Your task:
Using the data below, copy each line that includes the word "Read".

··· Input data

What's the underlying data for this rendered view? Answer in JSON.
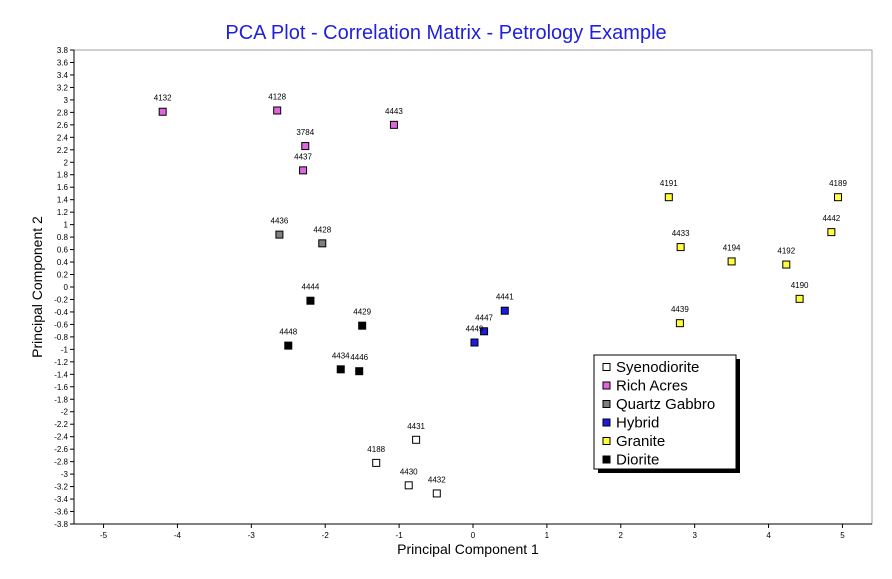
{
  "chart_data": {
    "type": "scatter",
    "title": "PCA Plot - Correlation Matrix - Petrology Example",
    "xlabel": "Principal Component 1",
    "ylabel": "Principal Component 2",
    "xlim": [
      -5.4,
      5.4
    ],
    "ylim": [
      -3.8,
      3.8
    ],
    "x_ticks": [
      -5,
      -4,
      -3,
      -2,
      -1,
      0,
      1,
      2,
      3,
      4,
      5
    ],
    "y_ticks": [
      3.8,
      3.6,
      3.4,
      3.2,
      3,
      2.8,
      2.6,
      2.4,
      2.2,
      2,
      1.8,
      1.6,
      1.4,
      1.2,
      1,
      0.8,
      0.6,
      0.4,
      0.2,
      0,
      -0.2,
      -0.4,
      -0.6,
      -0.8,
      -1,
      -1.2,
      -1.4,
      -1.6,
      -1.8,
      -2,
      -2.2,
      -2.4,
      -2.6,
      -2.8,
      -3,
      -3.2,
      -3.4,
      -3.6,
      -3.8
    ],
    "grid": false,
    "legend_position": "bottom-right",
    "series": [
      {
        "name": "Syenodiorite",
        "color": "#ffffff",
        "points": [
          {
            "label": "4431",
            "x": -0.77,
            "y": -2.45
          },
          {
            "label": "4188",
            "x": -1.31,
            "y": -2.82
          },
          {
            "label": "4430",
            "x": -0.87,
            "y": -3.18
          },
          {
            "label": "4432",
            "x": -0.49,
            "y": -3.31
          }
        ]
      },
      {
        "name": "Rich Acres",
        "color": "#e066e0",
        "points": [
          {
            "label": "4132",
            "x": -4.2,
            "y": 2.81
          },
          {
            "label": "4128",
            "x": -2.65,
            "y": 2.83
          },
          {
            "label": "4443",
            "x": -1.07,
            "y": 2.6
          },
          {
            "label": "3784",
            "x": -2.27,
            "y": 2.26
          },
          {
            "label": "4437",
            "x": -2.3,
            "y": 1.87
          }
        ]
      },
      {
        "name": "Quartz Gabbro",
        "color": "#7f7f7f",
        "points": [
          {
            "label": "4436",
            "x": -2.62,
            "y": 0.84
          },
          {
            "label": "4428",
            "x": -2.04,
            "y": 0.7
          }
        ]
      },
      {
        "name": "Hybrid",
        "color": "#1c1ce0",
        "points": [
          {
            "label": "4441",
            "x": 0.43,
            "y": -0.38
          },
          {
            "label": "4447",
            "x": 0.15,
            "y": -0.71
          },
          {
            "label": "4449",
            "x": 0.02,
            "y": -0.89
          }
        ]
      },
      {
        "name": "Granite",
        "color": "#ffff40",
        "points": [
          {
            "label": "4191",
            "x": 2.65,
            "y": 1.44
          },
          {
            "label": "4189",
            "x": 4.94,
            "y": 1.44
          },
          {
            "label": "4442",
            "x": 4.85,
            "y": 0.88
          },
          {
            "label": "4433",
            "x": 2.81,
            "y": 0.64
          },
          {
            "label": "4194",
            "x": 3.5,
            "y": 0.41
          },
          {
            "label": "4192",
            "x": 4.24,
            "y": 0.36
          },
          {
            "label": "4190",
            "x": 4.42,
            "y": -0.19
          },
          {
            "label": "4439",
            "x": 2.8,
            "y": -0.58
          }
        ]
      },
      {
        "name": "Diorite",
        "color": "#000000",
        "points": [
          {
            "label": "4444",
            "x": -2.2,
            "y": -0.22
          },
          {
            "label": "4429",
            "x": -1.5,
            "y": -0.62
          },
          {
            "label": "4448",
            "x": -2.5,
            "y": -0.94
          },
          {
            "label": "4434",
            "x": -1.79,
            "y": -1.32
          },
          {
            "label": "4446",
            "x": -1.54,
            "y": -1.35
          }
        ]
      }
    ]
  }
}
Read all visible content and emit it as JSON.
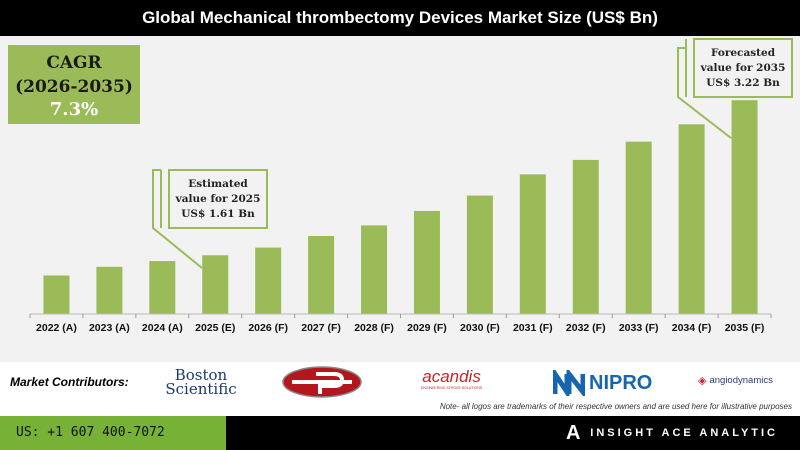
{
  "chart_data": {
    "type": "bar",
    "title": "Global Mechanical thrombectomy Devices Market Size (US$ Bn)",
    "categories": [
      "2022 (A)",
      "2023 (A)",
      "2024 (A)",
      "2025 (E)",
      "2026 (F)",
      "2027 (F)",
      "2028 (F)",
      "2029 (F)",
      "2030 (F)",
      "2031 (F)",
      "2032 (F)",
      "2033 (F)",
      "2034 (F)",
      "2035 (F)"
    ],
    "values": [
      1.4,
      1.49,
      1.55,
      1.61,
      1.69,
      1.81,
      1.92,
      2.07,
      2.23,
      2.45,
      2.6,
      2.79,
      2.97,
      3.22
    ],
    "bar_color": "#9bbb59",
    "grid": false,
    "ylim": [
      1.0,
      3.4
    ]
  },
  "cagr": {
    "label": "CAGR",
    "period": "(2026-2035)",
    "value": "7.3%"
  },
  "callouts": {
    "estimated": [
      "Estimated",
      "value for 2025",
      "US$ 1.61 Bn"
    ],
    "forecasted": [
      "Forecasted",
      "value for 2035",
      "US$ 3.22 Bn"
    ]
  },
  "contributors": {
    "label": "Market Contributors:",
    "logos": [
      "Boston Scientific",
      "Penumbra",
      "acandis",
      "NIPRO",
      "angiodynamics"
    ],
    "acandis_tagline": "ENGINEERING STROKE SOLUTIONS",
    "note": "Note- all logos are trademarks of their respective owners and are used here for illustrative purposes"
  },
  "footer": {
    "phone": "US: +1 607 400-7072",
    "brand": "INSIGHT ACE ANALYTIC"
  }
}
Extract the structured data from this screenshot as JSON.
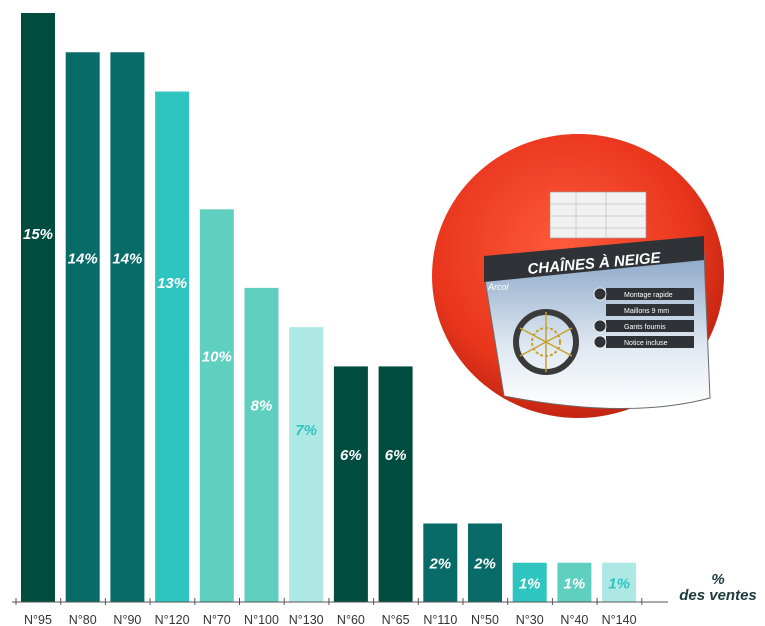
{
  "chart_data": {
    "type": "bar",
    "categories": [
      "N°95",
      "N°80",
      "N°90",
      "N°120",
      "N°70",
      "N°100",
      "N°130",
      "N°60",
      "N°65",
      "N°110",
      "N°50",
      "N°30",
      "N°40",
      "N°140"
    ],
    "values": [
      15,
      14,
      14,
      13,
      10,
      8,
      7,
      6,
      6,
      2,
      2,
      1,
      1,
      1
    ],
    "value_labels": [
      "15%",
      "14%",
      "14%",
      "13%",
      "10%",
      "8%",
      "7%",
      "6%",
      "6%",
      "2%",
      "2%",
      "1%",
      "1%",
      "1%"
    ],
    "bar_colors": [
      "#004d40",
      "#086b68",
      "#086b68",
      "#2ec4c0",
      "#5fcfc0",
      "#5fcfc0",
      "#aee8e4",
      "#004d40",
      "#004d40",
      "#086b68",
      "#086b68",
      "#2ec4c0",
      "#5fcfc0",
      "#aee8e4"
    ],
    "label_colors": [
      "#ffffff",
      "#ffffff",
      "#ffffff",
      "#ffffff",
      "#ffffff",
      "#ffffff",
      "#2ec4c0",
      "#ffffff",
      "#ffffff",
      "#ffffff",
      "#ffffff",
      "#ffffff",
      "#ffffff",
      "#2ec4c0"
    ],
    "title": "",
    "xlabel": "",
    "ylabel": "",
    "ylim": [
      0,
      15
    ],
    "grid": false,
    "unit_label": [
      "%",
      "des ventes"
    ]
  },
  "product": {
    "box_title": "CHAÎNES À NEIGE",
    "brand": "Arcol",
    "features": [
      "Montage rapide",
      "Maillons 9 mm",
      "Gants fournis",
      "Notice incluse"
    ]
  }
}
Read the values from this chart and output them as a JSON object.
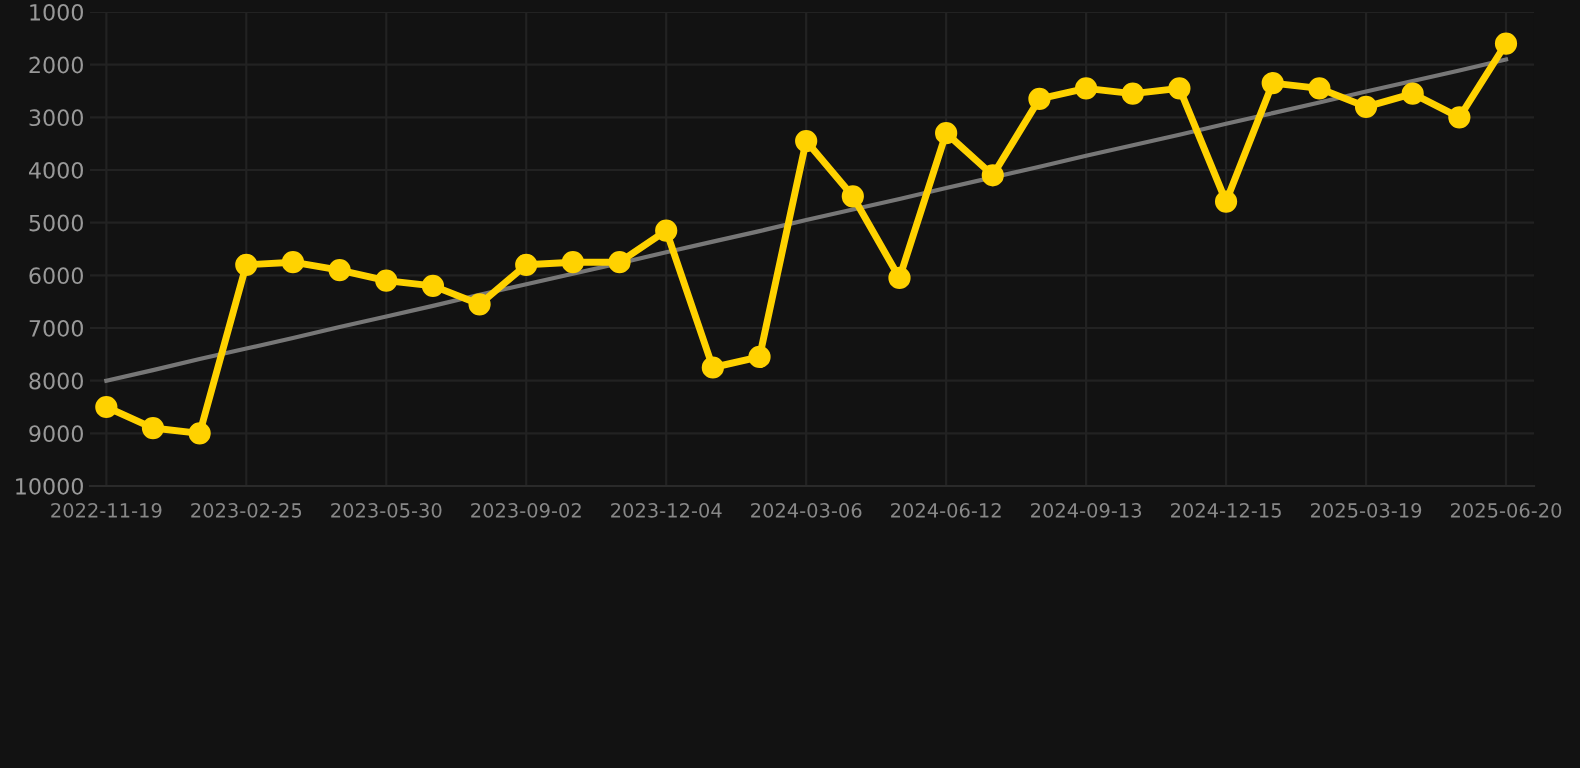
{
  "chart_data": {
    "type": "line",
    "categories": [
      "2022-11-19",
      null,
      null,
      "2023-02-25",
      null,
      null,
      "2023-05-30",
      null,
      null,
      "2023-09-02",
      null,
      null,
      "2023-12-04",
      null,
      null,
      "2024-03-06",
      null,
      null,
      "2024-06-12",
      null,
      null,
      "2024-09-13",
      null,
      null,
      "2024-12-15",
      null,
      null,
      "2025-03-19",
      null,
      null,
      "2025-06-20"
    ],
    "series": [
      {
        "color": "#ffd200",
        "marker": "circle",
        "values": [
          8500,
          8900,
          9000,
          5800,
          5750,
          5900,
          6100,
          6200,
          6550,
          5800,
          5750,
          5750,
          5150,
          7750,
          7550,
          3450,
          4500,
          6050,
          3300,
          4100,
          2650,
          2450,
          2550,
          2450,
          4600,
          2350,
          2450,
          2800,
          2550,
          3000,
          1600
        ]
      },
      {
        "color": "#777777",
        "marker": "none",
        "values": [
          8000,
          7800,
          7590,
          7390,
          7190,
          6980,
          6780,
          6580,
          6370,
          6170,
          5970,
          5770,
          5560,
          5360,
          5160,
          4950,
          4750,
          4550,
          4340,
          4140,
          3940,
          3730,
          3530,
          3330,
          3120,
          2920,
          2720,
          2510,
          2310,
          2110,
          1900
        ]
      }
    ],
    "ylim": [
      10000,
      1000
    ],
    "yticks": [
      1000,
      2000,
      3000,
      4000,
      5000,
      6000,
      7000,
      8000,
      9000,
      10000
    ],
    "grid": true,
    "legend": false
  }
}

······

Task output:
Read all visible content and emit it as JSON.
Read the values from this chart and output them as a JSON object.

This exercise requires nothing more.